▶ Ausgangstext
###

Die ägyptische Wirtschaft benötigt den Strom, der in der Wasserkraftanlage des Assuan-Staudamms produziert wird. Doch ohne die Nilschwemme fehlt den Bauern die natürliche Bewässerung ihrer Felder. Die Nilflut lagerte zudem die mitgeführten organischen Stoffe und mineralstoffreichen Schlammpartikel über dem überschwemmten Fruchtland ab.

Die Bauern können ihre Felder zwar nun das ganze Jahr über bewässern, doch dazu benötigen sie Pumpen, die sich nicht jeder leisten kann. Sie benötigen außerdem teuren Kunstdünger, um die Nährstoffe zu ersetzen, die nicht mehr angeschwemmt werden. Die im Wasser gelösten Salze und das Salz, das sich aus dem Kunstdünger löst, bleibt auf den Feldern zurück, wenn das Wasser verdunstet. Es fehlt die Nilflut, die die Salze aus dem Erdreich auswäscht und abtransportiert.

###

▶ Datenzeilen
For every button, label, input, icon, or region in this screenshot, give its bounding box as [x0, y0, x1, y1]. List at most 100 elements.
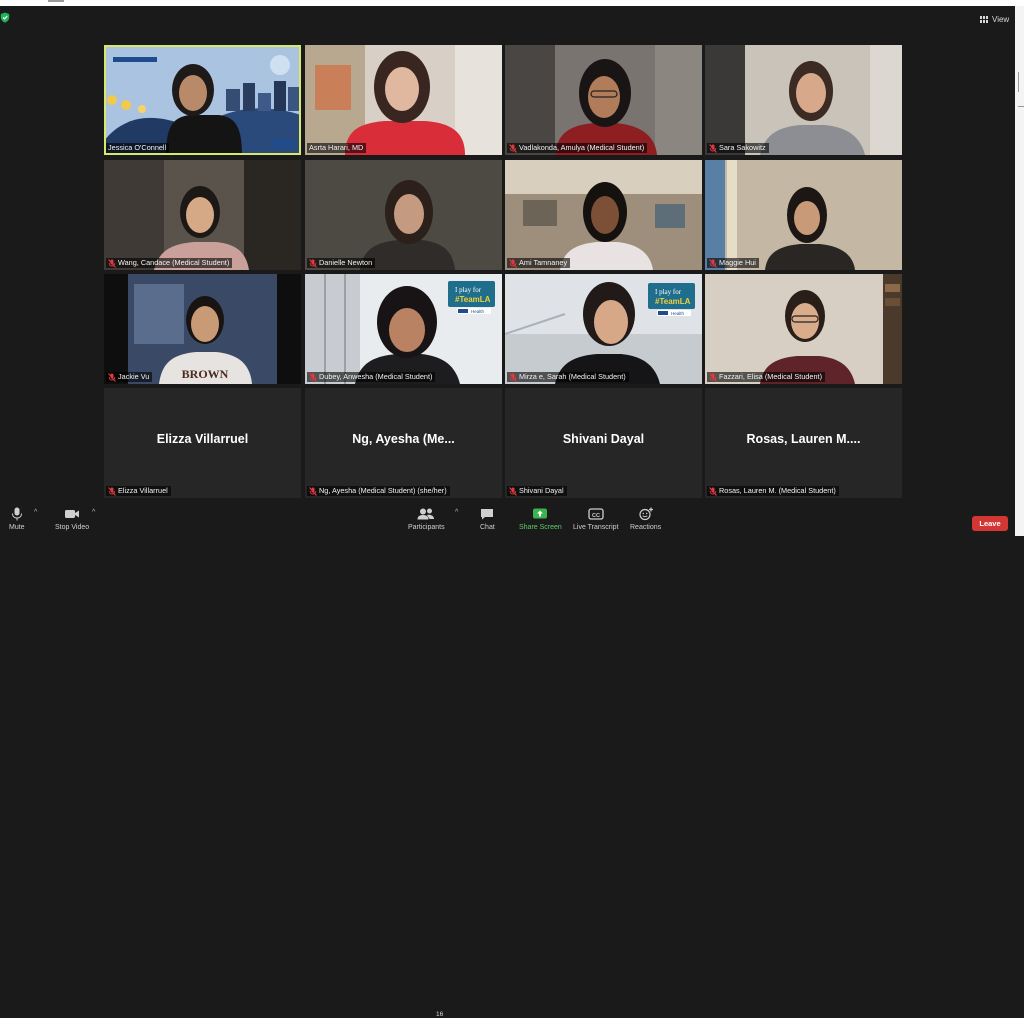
chat-label: Chat: [480, 524, 495, 531]
stop-video-button[interactable]: Stop Video: [55, 507, 89, 531]
video-feed-hui: [705, 160, 902, 270]
badge-logo: Health: [471, 309, 485, 314]
participant-nameplate: Asrta Harari, MD: [307, 143, 367, 153]
share-screen-button[interactable]: Share Screen: [519, 507, 562, 531]
mic-off-icon: [509, 143, 517, 153]
participant-nameplate: Ami Tamnaney: [507, 258, 571, 268]
mic-off-icon: [108, 372, 116, 382]
video-tile-jessica[interactable]: Jessica O'Connell: [104, 45, 301, 155]
mic-off-icon: [509, 258, 517, 268]
mic-off-icon: [509, 486, 517, 496]
participant-name: Ng, Ayesha (Medical Student) (she/her): [319, 486, 447, 495]
mic-off-icon: [309, 372, 317, 382]
meeting-toolbar: Mute ^ Stop Video ^ Participants 16 ^ Ch…: [0, 505, 1015, 1018]
video-camera-icon: [65, 510, 80, 518]
participant-name: Sara Sakowitz: [719, 143, 766, 152]
video-feed-tamnaney: [505, 160, 702, 270]
participant-nameplate: Mirza e, Sarah (Medical Student): [507, 372, 629, 382]
video-tile-newton[interactable]: Danielle Newton: [305, 160, 502, 270]
video-tile-wang[interactable]: Wang, Candace (Medical Student): [104, 160, 301, 270]
video-feed-dubey: I play for #TeamLA Health: [305, 274, 502, 384]
top-strip-mark: [48, 0, 64, 2]
participant-name: Danielle Newton: [319, 258, 373, 267]
participant-nameplate: Fazzari, Elisa (Medical Student): [707, 372, 826, 382]
participant-name: Dubey, Anwesha (Medical Student): [319, 372, 433, 381]
mute-options-caret[interactable]: ^: [34, 509, 37, 516]
participant-name: Asrta Harari, MD: [309, 143, 364, 152]
leave-button[interactable]: Leave: [972, 516, 1008, 531]
svg-text:CC: CC: [592, 513, 600, 519]
participant-name: Maggie Hui: [719, 258, 756, 267]
badge-line1: I play for: [455, 286, 482, 294]
participants-options-caret[interactable]: ^: [455, 509, 458, 516]
video-tile-mirza[interactable]: I play for #TeamLA Health Mirza e, Sarah…: [505, 274, 702, 384]
video-tile-villarruel[interactable]: Elizza Villarruel Elizza Villarruel: [104, 388, 301, 498]
video-tile-rosas[interactable]: Rosas, Lauren M.... Rosas, Lauren M. (Me…: [705, 388, 902, 498]
mic-off-icon: [709, 486, 717, 496]
badge-logo: Health: [671, 311, 685, 316]
video-feed-jessica: [104, 45, 301, 155]
browser-top-strip: [0, 0, 1024, 6]
video-tile-dayal[interactable]: Shivani Dayal Shivani Dayal: [505, 388, 702, 498]
view-button[interactable]: View: [979, 12, 1009, 26]
share-screen-label: Share Screen: [519, 524, 562, 531]
participant-name: Wang, Candace (Medical Student): [118, 258, 230, 267]
video-feed-sakowitz: [705, 45, 902, 155]
mute-button[interactable]: Mute: [9, 507, 25, 531]
participant-nameplate: Sara Sakowitz: [707, 143, 769, 153]
video-options-caret[interactable]: ^: [92, 509, 95, 516]
video-feed-harari: [305, 45, 502, 155]
video-feed-newton: [305, 160, 502, 270]
video-tile-sakowitz[interactable]: Sara Sakowitz: [705, 45, 902, 155]
participant-name: Ami Tamnaney: [519, 258, 568, 267]
video-tile-tamnaney[interactable]: Ami Tamnaney: [505, 160, 702, 270]
participant-display-name: Ng, Ayesha (Me...: [352, 432, 455, 446]
video-feed-vadlakonda: [505, 45, 702, 155]
video-tile-hui[interactable]: Maggie Hui: [705, 160, 902, 270]
participant-nameplate: Wang, Candace (Medical Student): [106, 258, 233, 268]
video-feed-vu: BROWN: [104, 274, 301, 384]
grid-icon: [979, 15, 988, 23]
participant-nameplate: Vadlakonda, Amulya (Medical Student): [507, 143, 648, 153]
window-right-edge: [1015, 6, 1024, 536]
participant-nameplate: Jackie Vu: [106, 372, 153, 382]
participant-display-name: Elizza Villarruel: [156, 432, 249, 446]
video-tile-fazzari[interactable]: Fazzari, Elisa (Medical Student): [705, 274, 902, 384]
chat-bubble-icon: [481, 509, 494, 520]
live-transcript-button[interactable]: CC Live Transcript: [573, 507, 619, 531]
stop-video-label: Stop Video: [55, 524, 90, 531]
participant-display-name: Rosas, Lauren M....: [746, 432, 861, 446]
chat-button[interactable]: Chat: [480, 507, 495, 531]
mic-off-icon: [709, 258, 717, 268]
reactions-label: Reactions: [630, 524, 662, 531]
mic-off-icon: [309, 258, 317, 268]
video-tile-harari[interactable]: Asrta Harari, MD: [305, 45, 502, 155]
participant-nameplate: Ng, Ayesha (Medical Student) (she/her): [307, 486, 450, 496]
video-tile-vu[interactable]: BROWN Jackie Vu: [104, 274, 301, 384]
participant-name: Jessica O'Connell: [108, 143, 167, 152]
security-shield-icon[interactable]: [0, 12, 10, 23]
video-tile-dubey[interactable]: I play for #TeamLA Health Dubey, Anwesha…: [305, 274, 502, 384]
live-transcript-label: Live Transcript: [573, 524, 619, 531]
mic-off-icon: [709, 143, 717, 153]
participant-display-name: Shivani Dayal: [562, 432, 645, 446]
participant-name: Fazzari, Elisa (Medical Student): [719, 372, 823, 381]
view-label: View: [992, 14, 1010, 24]
reactions-button[interactable]: Reactions: [630, 507, 661, 531]
smiley-plus-icon: [638, 507, 653, 521]
participant-name: Shivani Dayal: [519, 486, 564, 495]
video-tile-vadlakonda[interactable]: Vadlakonda, Amulya (Medical Student): [505, 45, 702, 155]
participant-nameplate: Dubey, Anwesha (Medical Student): [307, 372, 436, 382]
mic-off-icon: [108, 486, 116, 496]
participant-name: Jackie Vu: [118, 372, 150, 381]
participants-label: Participants: [408, 524, 445, 531]
people-icon: [417, 508, 435, 520]
participant-name: Vadlakonda, Amulya (Medical Student): [519, 143, 645, 152]
video-tile-ng[interactable]: Ng, Ayesha (Me... Ng, Ayesha (Medical St…: [305, 388, 502, 498]
participant-nameplate: Danielle Newton: [307, 258, 376, 268]
mic-off-icon: [509, 372, 517, 382]
participant-nameplate: Rosas, Lauren M. (Medical Student): [707, 486, 839, 496]
participants-button[interactable]: Participants: [408, 507, 445, 531]
share-screen-icon: [533, 508, 548, 519]
mic-off-icon: [108, 258, 116, 268]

###

▶ Aufgabenbeschreibung
Erkläre in ein bis drei Sätzen anhand des Textes zum Assuan-Staudamm, warum die Bauern heute teuren Kunstdünger brauchen.

▶ Schriftliche Lösung
Früher lagerte die Nilflut organische Stoffe und mineralstoffreiche Schlammpartikel auf dem überschwemmten Fruchtland ab. Ohne die Nilschwemme werden diese Nährstoffe nicht mehr angeschwemmt. Die Bauern müssen sie deshalb mit Kunstdünger ersetzen.